Annotated element listings
[Start]

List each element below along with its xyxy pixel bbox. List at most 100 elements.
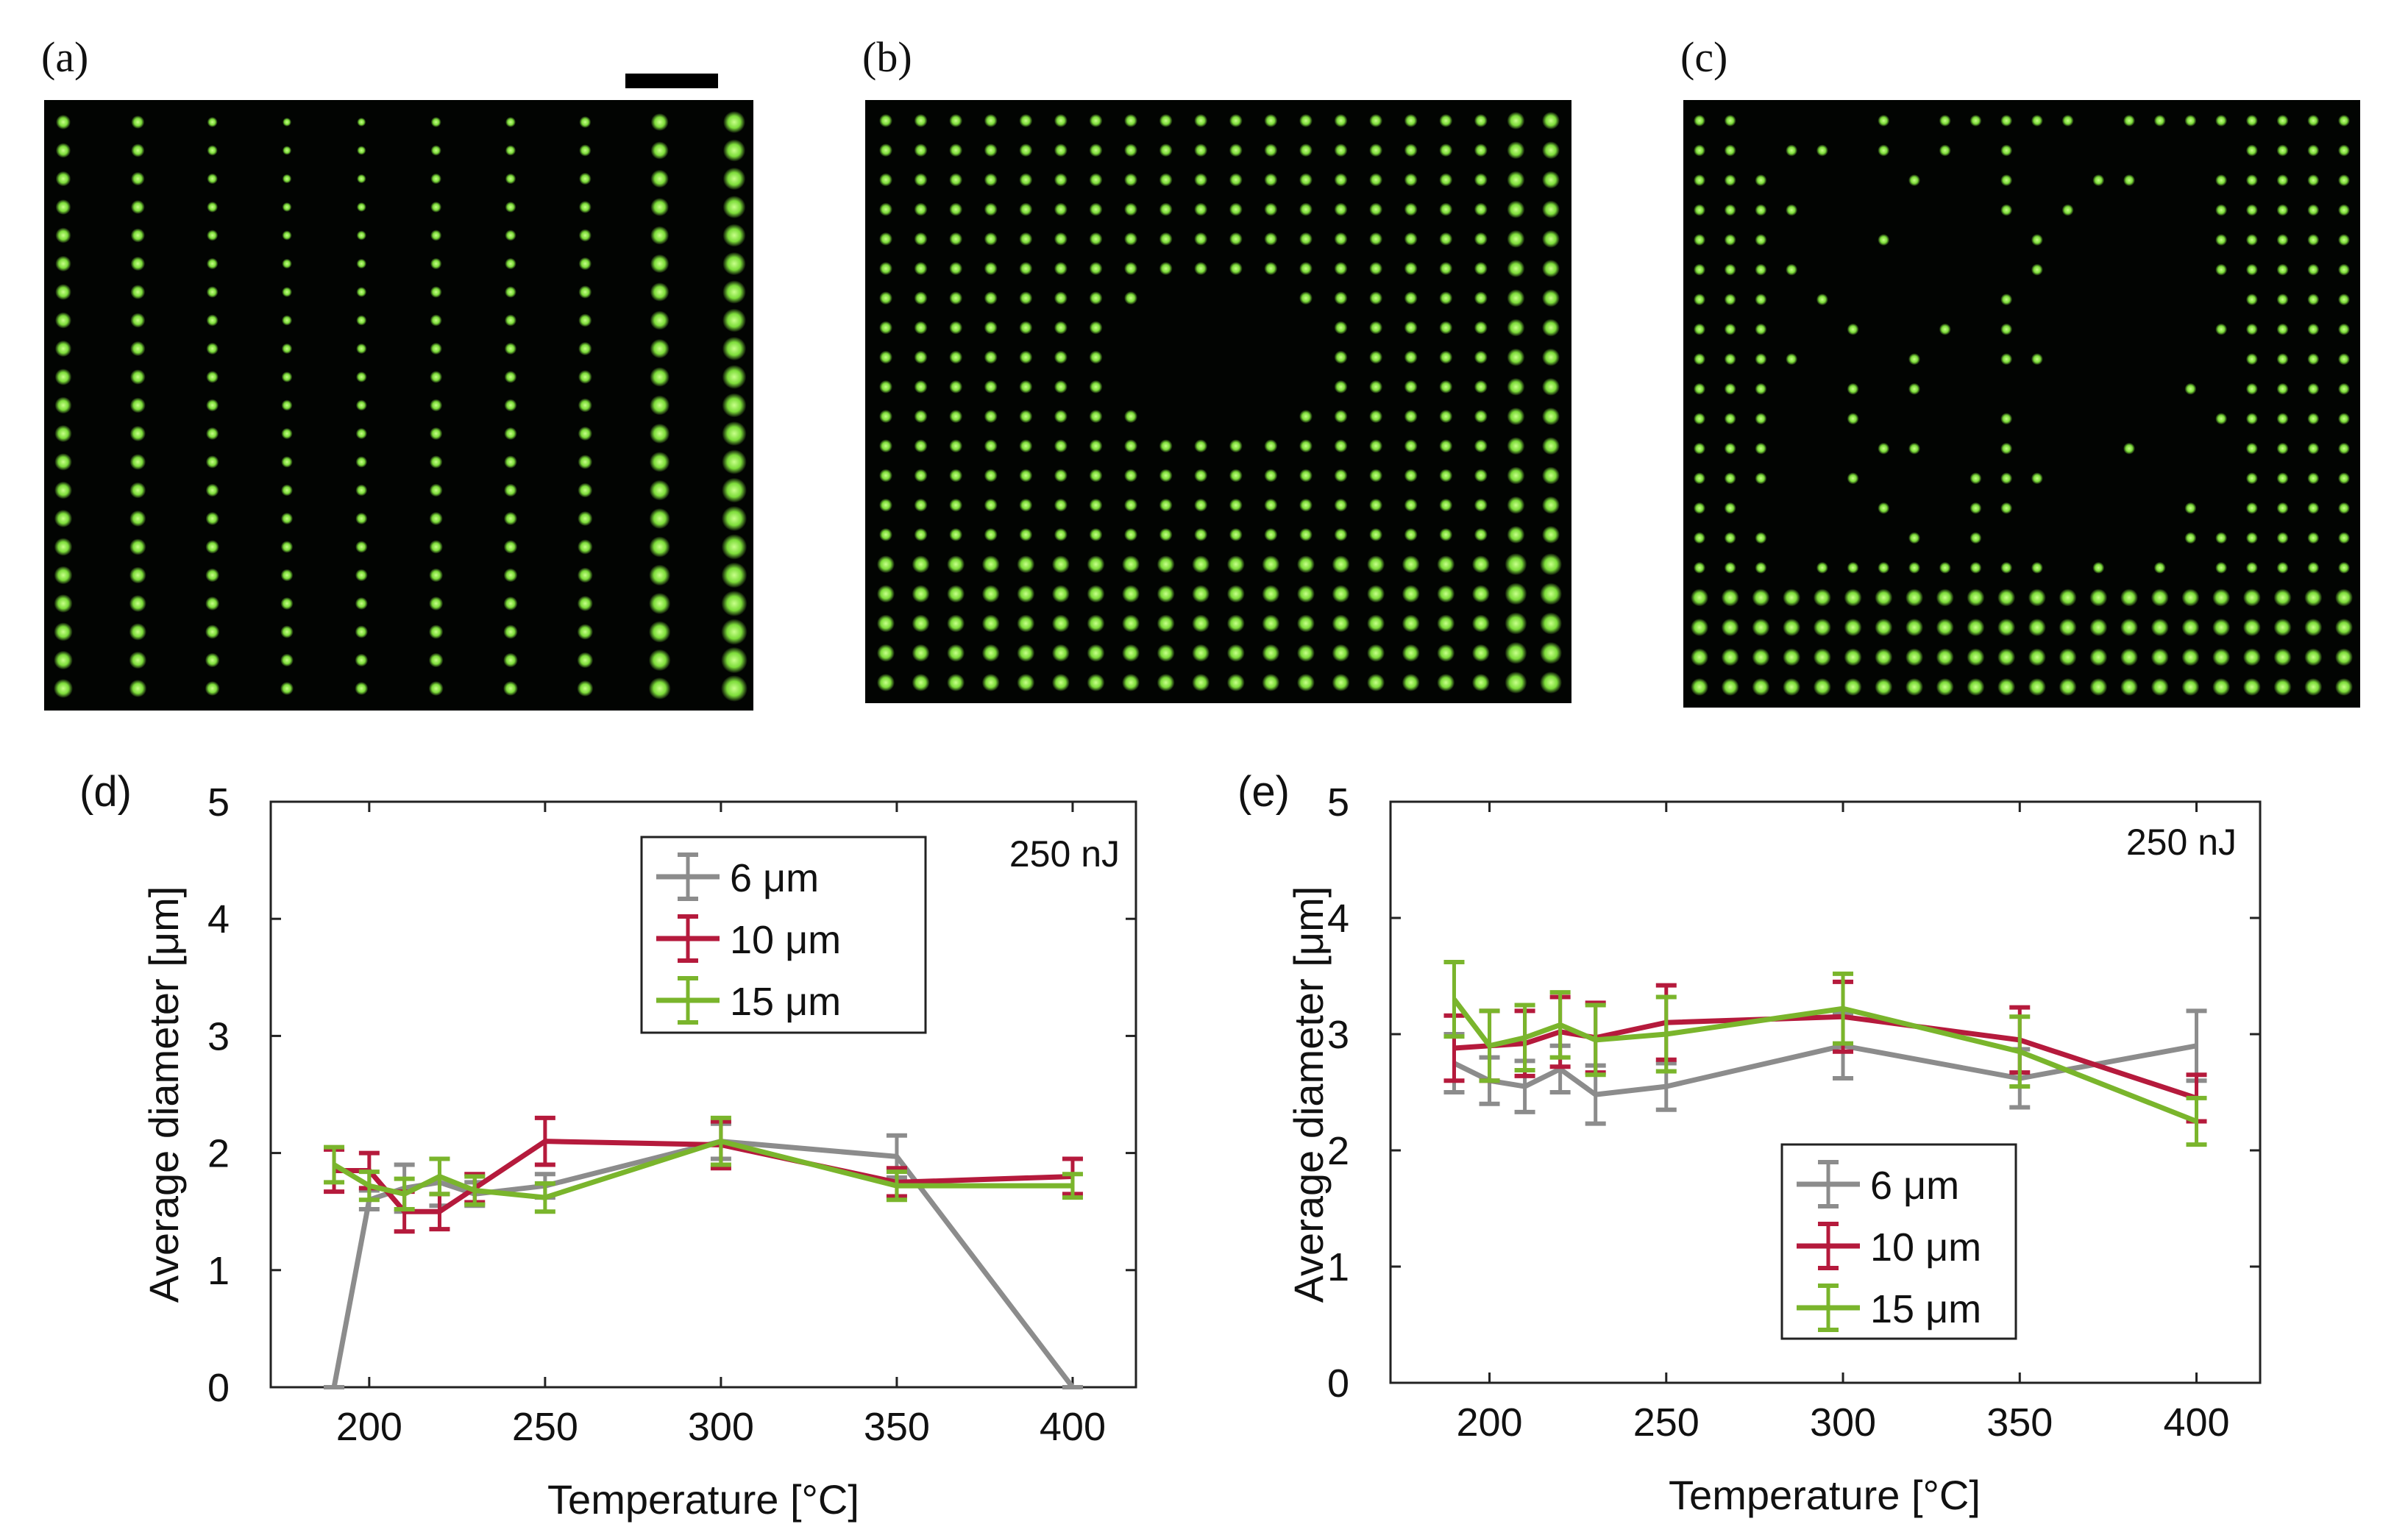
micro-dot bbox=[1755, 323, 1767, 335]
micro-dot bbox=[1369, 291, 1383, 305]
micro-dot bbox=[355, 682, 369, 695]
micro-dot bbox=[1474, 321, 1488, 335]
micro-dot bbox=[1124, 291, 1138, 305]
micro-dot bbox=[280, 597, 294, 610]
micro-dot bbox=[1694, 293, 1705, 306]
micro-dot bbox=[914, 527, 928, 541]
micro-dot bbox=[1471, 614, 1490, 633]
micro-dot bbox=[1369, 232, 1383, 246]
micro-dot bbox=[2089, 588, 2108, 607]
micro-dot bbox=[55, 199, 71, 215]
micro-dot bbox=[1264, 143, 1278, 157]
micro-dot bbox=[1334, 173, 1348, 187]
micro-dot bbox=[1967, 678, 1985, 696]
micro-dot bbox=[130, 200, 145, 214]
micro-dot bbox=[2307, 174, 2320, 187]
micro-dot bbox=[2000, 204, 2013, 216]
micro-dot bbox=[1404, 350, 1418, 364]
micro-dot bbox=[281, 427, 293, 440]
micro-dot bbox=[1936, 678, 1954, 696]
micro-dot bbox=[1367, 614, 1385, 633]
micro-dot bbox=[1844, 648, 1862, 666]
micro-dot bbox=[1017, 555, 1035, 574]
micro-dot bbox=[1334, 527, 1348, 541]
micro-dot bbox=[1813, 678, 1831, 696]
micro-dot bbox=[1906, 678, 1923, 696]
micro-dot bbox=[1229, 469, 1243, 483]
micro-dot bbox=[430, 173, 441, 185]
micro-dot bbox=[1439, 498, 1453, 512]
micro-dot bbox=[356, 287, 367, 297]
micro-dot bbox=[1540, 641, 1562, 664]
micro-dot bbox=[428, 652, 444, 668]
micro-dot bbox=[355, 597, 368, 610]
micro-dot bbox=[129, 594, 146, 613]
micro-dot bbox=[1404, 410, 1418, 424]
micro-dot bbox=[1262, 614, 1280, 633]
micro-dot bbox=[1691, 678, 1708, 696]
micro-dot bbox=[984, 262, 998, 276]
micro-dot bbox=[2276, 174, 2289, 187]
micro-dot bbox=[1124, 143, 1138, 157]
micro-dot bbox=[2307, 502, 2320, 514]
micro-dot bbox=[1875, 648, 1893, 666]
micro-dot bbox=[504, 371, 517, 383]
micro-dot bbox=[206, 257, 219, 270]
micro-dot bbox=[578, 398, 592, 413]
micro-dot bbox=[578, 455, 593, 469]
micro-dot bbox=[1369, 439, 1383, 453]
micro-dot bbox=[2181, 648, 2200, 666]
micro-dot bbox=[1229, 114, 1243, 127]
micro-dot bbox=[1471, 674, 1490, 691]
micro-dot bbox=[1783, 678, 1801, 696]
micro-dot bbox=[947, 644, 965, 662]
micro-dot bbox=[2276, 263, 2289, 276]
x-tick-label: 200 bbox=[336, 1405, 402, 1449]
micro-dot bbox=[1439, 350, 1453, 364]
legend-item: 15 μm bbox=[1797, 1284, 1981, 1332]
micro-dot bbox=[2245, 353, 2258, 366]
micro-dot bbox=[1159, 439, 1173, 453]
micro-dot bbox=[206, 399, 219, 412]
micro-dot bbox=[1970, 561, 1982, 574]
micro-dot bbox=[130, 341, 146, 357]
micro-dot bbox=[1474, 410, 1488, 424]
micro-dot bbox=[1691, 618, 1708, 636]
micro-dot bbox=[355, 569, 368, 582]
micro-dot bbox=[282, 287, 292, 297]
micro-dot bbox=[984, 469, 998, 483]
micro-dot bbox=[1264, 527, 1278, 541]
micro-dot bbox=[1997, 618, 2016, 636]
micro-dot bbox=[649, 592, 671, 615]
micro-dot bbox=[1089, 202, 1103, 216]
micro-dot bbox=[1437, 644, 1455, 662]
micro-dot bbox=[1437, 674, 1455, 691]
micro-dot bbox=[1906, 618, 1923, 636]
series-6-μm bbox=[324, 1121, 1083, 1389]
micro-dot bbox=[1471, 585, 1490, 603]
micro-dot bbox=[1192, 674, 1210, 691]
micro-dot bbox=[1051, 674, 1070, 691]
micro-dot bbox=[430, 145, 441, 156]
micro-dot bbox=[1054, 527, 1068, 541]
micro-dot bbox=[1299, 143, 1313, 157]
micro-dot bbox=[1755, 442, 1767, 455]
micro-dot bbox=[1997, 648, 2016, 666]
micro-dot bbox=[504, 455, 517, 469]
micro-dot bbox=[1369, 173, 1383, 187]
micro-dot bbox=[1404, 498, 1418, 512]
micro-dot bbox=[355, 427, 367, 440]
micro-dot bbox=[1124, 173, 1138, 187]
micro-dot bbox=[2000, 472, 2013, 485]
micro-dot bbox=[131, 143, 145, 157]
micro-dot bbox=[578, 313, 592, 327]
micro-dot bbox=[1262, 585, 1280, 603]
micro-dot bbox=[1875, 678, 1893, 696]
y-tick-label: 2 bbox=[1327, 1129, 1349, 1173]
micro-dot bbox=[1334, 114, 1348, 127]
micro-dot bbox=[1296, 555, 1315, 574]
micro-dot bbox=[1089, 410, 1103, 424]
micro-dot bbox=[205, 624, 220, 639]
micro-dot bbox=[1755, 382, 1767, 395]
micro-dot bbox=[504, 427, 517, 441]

[End]

_GOAL_
Write out the lines of the listing above unchanged, from the line holding "micro-dot bbox=[1755, 323, 1767, 335]" through the line holding "micro-dot bbox=[1334, 173, 1348, 187]", both ends included.

_TASK SOLUTION_
micro-dot bbox=[1755, 323, 1767, 335]
micro-dot bbox=[1369, 291, 1383, 305]
micro-dot bbox=[355, 682, 369, 695]
micro-dot bbox=[1474, 321, 1488, 335]
micro-dot bbox=[1124, 291, 1138, 305]
micro-dot bbox=[280, 597, 294, 610]
micro-dot bbox=[1694, 293, 1705, 306]
micro-dot bbox=[914, 527, 928, 541]
micro-dot bbox=[1471, 614, 1490, 633]
micro-dot bbox=[1369, 232, 1383, 246]
micro-dot bbox=[2089, 588, 2108, 607]
micro-dot bbox=[55, 199, 71, 215]
micro-dot bbox=[1264, 143, 1278, 157]
micro-dot bbox=[1334, 173, 1348, 187]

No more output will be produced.